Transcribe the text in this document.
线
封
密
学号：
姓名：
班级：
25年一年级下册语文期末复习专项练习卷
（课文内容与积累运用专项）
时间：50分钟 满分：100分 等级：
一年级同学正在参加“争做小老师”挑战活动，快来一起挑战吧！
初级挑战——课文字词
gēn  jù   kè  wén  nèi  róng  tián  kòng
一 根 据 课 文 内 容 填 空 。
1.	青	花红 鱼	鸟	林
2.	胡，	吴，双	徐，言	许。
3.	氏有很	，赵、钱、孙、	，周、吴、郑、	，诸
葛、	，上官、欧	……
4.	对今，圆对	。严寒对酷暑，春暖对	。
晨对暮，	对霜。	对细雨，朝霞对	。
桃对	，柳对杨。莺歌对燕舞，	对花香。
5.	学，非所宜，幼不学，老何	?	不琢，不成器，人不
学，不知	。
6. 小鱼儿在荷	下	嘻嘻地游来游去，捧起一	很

** TO DO **
Restate the data above word for word.

** THE COMPLETED TASK **
Transcribe the text in this document.
线
封
密
学号：
姓名：
班级：
25年一年级下册语文期末复习专项练习卷
（课文内容与积累运用专项）
时间：50分钟 满分：100分 等级：
一年级同学正在参加“争做小老师”挑战活动，快来一起挑战吧！
初级挑战——课文字词
gēn  jù   kè  wén  nèi  róng  tián  kòng
一 根 据 课 文 内 容 填 空 。
1.	青	花红 鱼	鸟	林
2.	胡，	吴，双	徐，言	许。
3.	氏有很	，赵、钱、孙、	，周、吴、郑、	，诸
葛、	，上官、欧	……
4.	对今，圆对	。严寒对酷暑，春暖对	。
晨对暮，	对霜。	对细雨，朝霞对	。
桃对	，柳对杨。莺歌对燕舞，	对花香。
5.	学，非所宜，幼不学，老何	?	不琢，不成器，人不
学，不知	。
6. 小鱼儿在荷	下	嘻嘻地游来游去，捧起一	很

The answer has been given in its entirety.